Do this = Print the listing below exactly.

Dataset content =

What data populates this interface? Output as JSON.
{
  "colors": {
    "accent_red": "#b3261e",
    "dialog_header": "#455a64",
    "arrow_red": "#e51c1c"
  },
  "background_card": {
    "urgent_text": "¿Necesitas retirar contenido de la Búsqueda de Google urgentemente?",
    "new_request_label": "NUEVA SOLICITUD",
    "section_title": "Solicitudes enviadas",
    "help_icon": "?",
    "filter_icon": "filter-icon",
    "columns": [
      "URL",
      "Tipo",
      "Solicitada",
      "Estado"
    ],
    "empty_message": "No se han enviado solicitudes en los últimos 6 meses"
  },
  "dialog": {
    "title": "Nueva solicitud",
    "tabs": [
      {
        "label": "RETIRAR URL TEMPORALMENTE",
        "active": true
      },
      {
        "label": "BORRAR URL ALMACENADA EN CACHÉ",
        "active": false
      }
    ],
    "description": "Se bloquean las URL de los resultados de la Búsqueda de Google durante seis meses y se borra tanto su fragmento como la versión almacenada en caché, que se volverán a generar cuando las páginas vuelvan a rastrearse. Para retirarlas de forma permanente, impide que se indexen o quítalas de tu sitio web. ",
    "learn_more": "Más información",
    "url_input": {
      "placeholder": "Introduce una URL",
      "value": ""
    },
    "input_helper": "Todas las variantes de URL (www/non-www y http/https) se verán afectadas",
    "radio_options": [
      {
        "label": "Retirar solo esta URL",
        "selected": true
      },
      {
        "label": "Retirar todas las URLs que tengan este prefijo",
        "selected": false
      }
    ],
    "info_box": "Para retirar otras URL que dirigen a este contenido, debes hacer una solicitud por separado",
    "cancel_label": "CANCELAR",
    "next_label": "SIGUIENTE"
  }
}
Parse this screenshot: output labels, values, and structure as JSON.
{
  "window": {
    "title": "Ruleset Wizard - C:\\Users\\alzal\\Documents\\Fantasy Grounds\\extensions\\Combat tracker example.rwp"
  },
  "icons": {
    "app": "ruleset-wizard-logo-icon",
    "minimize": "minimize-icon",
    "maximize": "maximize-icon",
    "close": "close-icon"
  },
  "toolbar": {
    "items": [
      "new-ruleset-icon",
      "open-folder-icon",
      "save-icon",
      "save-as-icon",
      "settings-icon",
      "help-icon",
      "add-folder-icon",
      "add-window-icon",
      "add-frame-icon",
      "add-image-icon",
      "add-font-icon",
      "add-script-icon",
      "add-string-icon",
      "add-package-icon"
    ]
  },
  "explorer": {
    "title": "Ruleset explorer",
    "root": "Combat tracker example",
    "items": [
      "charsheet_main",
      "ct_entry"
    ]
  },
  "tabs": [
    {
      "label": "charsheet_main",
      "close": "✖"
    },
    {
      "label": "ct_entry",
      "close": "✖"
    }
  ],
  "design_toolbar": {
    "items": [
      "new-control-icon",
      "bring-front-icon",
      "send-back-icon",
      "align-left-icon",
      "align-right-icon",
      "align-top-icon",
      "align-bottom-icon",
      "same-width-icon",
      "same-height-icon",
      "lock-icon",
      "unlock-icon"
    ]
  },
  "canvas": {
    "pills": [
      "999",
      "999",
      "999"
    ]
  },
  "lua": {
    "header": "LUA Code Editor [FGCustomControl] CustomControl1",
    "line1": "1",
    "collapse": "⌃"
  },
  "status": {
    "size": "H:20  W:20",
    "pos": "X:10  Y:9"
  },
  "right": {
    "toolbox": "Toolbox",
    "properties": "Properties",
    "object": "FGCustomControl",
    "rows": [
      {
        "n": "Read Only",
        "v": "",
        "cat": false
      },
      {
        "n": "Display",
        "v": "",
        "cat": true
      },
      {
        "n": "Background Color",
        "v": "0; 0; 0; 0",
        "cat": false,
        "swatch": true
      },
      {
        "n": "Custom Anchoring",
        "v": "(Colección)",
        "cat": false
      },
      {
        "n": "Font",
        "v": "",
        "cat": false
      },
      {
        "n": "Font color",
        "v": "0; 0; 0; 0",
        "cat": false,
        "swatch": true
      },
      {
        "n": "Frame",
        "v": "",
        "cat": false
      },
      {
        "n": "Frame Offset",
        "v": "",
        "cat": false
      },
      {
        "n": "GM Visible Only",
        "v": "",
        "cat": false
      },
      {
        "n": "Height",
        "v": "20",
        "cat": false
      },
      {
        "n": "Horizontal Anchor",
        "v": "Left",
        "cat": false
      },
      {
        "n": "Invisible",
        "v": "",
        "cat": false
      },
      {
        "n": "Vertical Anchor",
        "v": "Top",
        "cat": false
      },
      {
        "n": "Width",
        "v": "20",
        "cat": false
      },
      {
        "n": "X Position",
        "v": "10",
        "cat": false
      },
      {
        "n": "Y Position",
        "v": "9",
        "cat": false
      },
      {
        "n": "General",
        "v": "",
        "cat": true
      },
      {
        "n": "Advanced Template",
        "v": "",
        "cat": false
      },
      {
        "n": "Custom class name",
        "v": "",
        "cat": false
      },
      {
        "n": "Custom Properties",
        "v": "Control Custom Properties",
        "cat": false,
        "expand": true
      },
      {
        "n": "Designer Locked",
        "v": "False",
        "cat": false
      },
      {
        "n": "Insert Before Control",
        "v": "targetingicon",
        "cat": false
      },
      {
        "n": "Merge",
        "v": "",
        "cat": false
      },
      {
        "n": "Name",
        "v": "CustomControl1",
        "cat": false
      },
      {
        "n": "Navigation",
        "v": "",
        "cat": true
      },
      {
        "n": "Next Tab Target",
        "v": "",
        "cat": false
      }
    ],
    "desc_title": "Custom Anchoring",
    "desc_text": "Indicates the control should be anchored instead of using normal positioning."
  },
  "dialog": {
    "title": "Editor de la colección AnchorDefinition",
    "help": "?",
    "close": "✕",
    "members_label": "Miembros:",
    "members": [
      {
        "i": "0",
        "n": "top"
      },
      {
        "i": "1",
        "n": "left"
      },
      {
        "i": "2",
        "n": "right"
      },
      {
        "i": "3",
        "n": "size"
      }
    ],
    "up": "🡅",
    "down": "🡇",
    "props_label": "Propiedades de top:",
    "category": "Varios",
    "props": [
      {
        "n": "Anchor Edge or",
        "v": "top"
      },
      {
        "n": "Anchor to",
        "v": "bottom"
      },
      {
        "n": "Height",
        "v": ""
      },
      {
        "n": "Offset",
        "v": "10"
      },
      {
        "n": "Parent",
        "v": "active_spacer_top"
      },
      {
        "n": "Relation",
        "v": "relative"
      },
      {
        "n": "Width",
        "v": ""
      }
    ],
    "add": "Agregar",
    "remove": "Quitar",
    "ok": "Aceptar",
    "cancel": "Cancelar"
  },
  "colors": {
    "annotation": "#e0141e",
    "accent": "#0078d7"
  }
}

Complete answer =
What data populates this interface? Output as JSON.
{
  "colors": {
    "accent_red": "#b3261e",
    "dialog_header": "#455a64",
    "arrow_red": "#e51c1c"
  },
  "background_card": {
    "urgent_text": "¿Necesitas retirar contenido de la Búsqueda de Google urgentemente?",
    "new_request_label": "NUEVA SOLICITUD",
    "section_title": "Solicitudes enviadas",
    "help_icon": "?",
    "filter_icon": "filter-icon",
    "columns": [
      "URL",
      "Tipo",
      "Solicitada",
      "Estado"
    ],
    "empty_message": "No se han enviado solicitudes en los últimos 6 meses"
  },
  "dialog": {
    "title": "Nueva solicitud",
    "tabs": [
      {
        "label": "RETIRAR URL TEMPORALMENTE",
        "active": true
      },
      {
        "label": "BORRAR URL ALMACENADA EN CACHÉ",
        "active": false
      }
    ],
    "description": "Se bloquean las URL de los resultados de la Búsqueda de Google durante seis meses y se borra tanto su fragmento como la versión almacenada en caché, que se volverán a generar cuando las páginas vuelvan a rastrearse. Para retirarlas de forma permanente, impide que se indexen o quítalas de tu sitio web. ",
    "learn_more": "Más información",
    "url_input": {
      "placeholder": "Introduce una URL",
      "value": ""
    },
    "input_helper": "Todas las variantes de URL (www/non-www y http/https) se verán afectadas",
    "radio_options": [
      {
        "label": "Retirar solo esta URL",
        "selected": true
      },
      {
        "label": "Retirar todas las URLs que tengan este prefijo",
        "selected": false
      }
    ],
    "info_box": "Para retirar otras URL que dirigen a este contenido, debes hacer una solicitud por separado",
    "cancel_label": "CANCELAR",
    "next_label": "SIGUIENTE"
  }
}
Parse this screenshot: output labels, values, and structure as JSON.
{
  "window": {
    "title": "Ruleset Wizard - C:\\Users\\alzal\\Documents\\Fantasy Grounds\\extensions\\Combat tracker example.rwp"
  },
  "icons": {
    "app": "ruleset-wizard-logo-icon",
    "minimize": "minimize-icon",
    "maximize": "maximize-icon",
    "close": "close-icon"
  },
  "toolbar": {
    "items": [
      "new-ruleset-icon",
      "open-folder-icon",
      "save-icon",
      "save-as-icon",
      "settings-icon",
      "help-icon",
      "add-folder-icon",
      "add-window-icon",
      "add-frame-icon",
      "add-image-icon",
      "add-font-icon",
      "add-script-icon",
      "add-string-icon",
      "add-package-icon"
    ]
  },
  "explorer": {
    "title": "Ruleset explorer",
    "root": "Combat tracker example",
    "items": [
      "charsheet_main",
      "ct_entry"
    ]
  },
  "tabs": [
    {
      "label": "charsheet_main",
      "close": "✖"
    },
    {
      "label": "ct_entry",
      "close": "✖"
    }
  ],
  "design_toolbar": {
    "items": [
      "new-control-icon",
      "bring-front-icon",
      "send-back-icon",
      "align-left-icon",
      "align-right-icon",
      "align-top-icon",
      "align-bottom-icon",
      "same-width-icon",
      "same-height-icon",
      "lock-icon",
      "unlock-icon"
    ]
  },
  "canvas": {
    "pills": [
      "999",
      "999",
      "999"
    ]
  },
  "lua": {
    "header": "LUA Code Editor [FGCustomControl] CustomControl1",
    "line1": "1",
    "collapse": "⌃"
  },
  "status": {
    "size": "H:20  W:20",
    "pos": "X:10  Y:9"
  },
  "right": {
    "toolbox": "Toolbox",
    "properties": "Properties",
    "object": "FGCustomControl",
    "rows": [
      {
        "n": "Read Only",
        "v": "",
        "cat": false
      },
      {
        "n": "Display",
        "v": "",
        "cat": true
      },
      {
        "n": "Background Color",
        "v": "0; 0; 0; 0",
        "cat": false,
        "swatch": true
      },
      {
        "n": "Custom Anchoring",
        "v": "(Colección)",
        "cat": false
      },
      {
        "n": "Font",
        "v": "",
        "cat": false
      },
      {
        "n": "Font color",
        "v": "0; 0; 0; 0",
        "cat": false,
        "swatch": true
      },
      {
        "n": "Frame",
        "v": "",
        "cat": false
      },
      {
        "n": "Frame Offset",
        "v": "",
        "cat": false
      },
      {
        "n": "GM Visible Only",
        "v": "",
        "cat": false
      },
      {
        "n": "Height",
        "v": "20",
        "cat": false
      },
      {
        "n": "Horizontal Anchor",
        "v": "Left",
        "cat": false
      },
      {
        "n": "Invisible",
        "v": "",
        "cat": false
      },
      {
        "n": "Vertical Anchor",
        "v": "Top",
        "cat": false
      },
      {
        "n": "Width",
        "v": "20",
        "cat": false
      },
      {
        "n": "X Position",
        "v": "10",
        "cat": false
      },
      {
        "n": "Y Position",
        "v": "9",
        "cat": false
      },
      {
        "n": "General",
        "v": "",
        "cat": true
      },
      {
        "n": "Advanced Template",
        "v": "",
        "cat": false
      },
      {
        "n": "Custom class name",
        "v": "",
        "cat": false
      },
      {
        "n": "Custom Properties",
        "v": "Control Custom Properties",
        "cat": false,
        "expand": true
      },
      {
        "n": "Designer Locked",
        "v": "False",
        "cat": false
      },
      {
        "n": "Insert Before Control",
        "v": "targetingicon",
        "cat": false
      },
      {
        "n": "Merge",
        "v": "",
        "cat": false
      },
      {
        "n": "Name",
        "v": "CustomControl1",
        "cat": false
      },
      {
        "n": "Navigation",
        "v": "",
        "cat": true
      },
      {
        "n": "Next Tab Target",
        "v": "",
        "cat": false
      }
    ],
    "desc_title": "Custom Anchoring",
    "desc_text": "Indicates the control should be anchored instead of using normal positioning."
  },
  "dialog": {
    "title": "Editor de la colección AnchorDefinition",
    "help": "?",
    "close": "✕",
    "members_label": "Miembros:",
    "members": [
      {
        "i": "0",
        "n": "top"
      },
      {
        "i": "1",
        "n": "left"
      },
      {
        "i": "2",
        "n": "right"
      },
      {
        "i": "3",
        "n": "size"
      }
    ],
    "up": "🡅",
    "down": "🡇",
    "props_label": "Propiedades de top:",
    "category": "Varios",
    "props": [
      {
        "n": "Anchor Edge or",
        "v": "top"
      },
      {
        "n": "Anchor to",
        "v": "bottom"
      },
      {
        "n": "Height",
        "v": ""
      },
      {
        "n": "Offset",
        "v": "10"
      },
      {
        "n": "Parent",
        "v": "active_spacer_top"
      },
      {
        "n": "Relation",
        "v": "relative"
      },
      {
        "n": "Width",
        "v": ""
      }
    ],
    "add": "Agregar",
    "remove": "Quitar",
    "ok": "Aceptar",
    "cancel": "Cancelar"
  },
  "colors": {
    "annotation": "#e0141e",
    "accent": "#0078d7"
  }
}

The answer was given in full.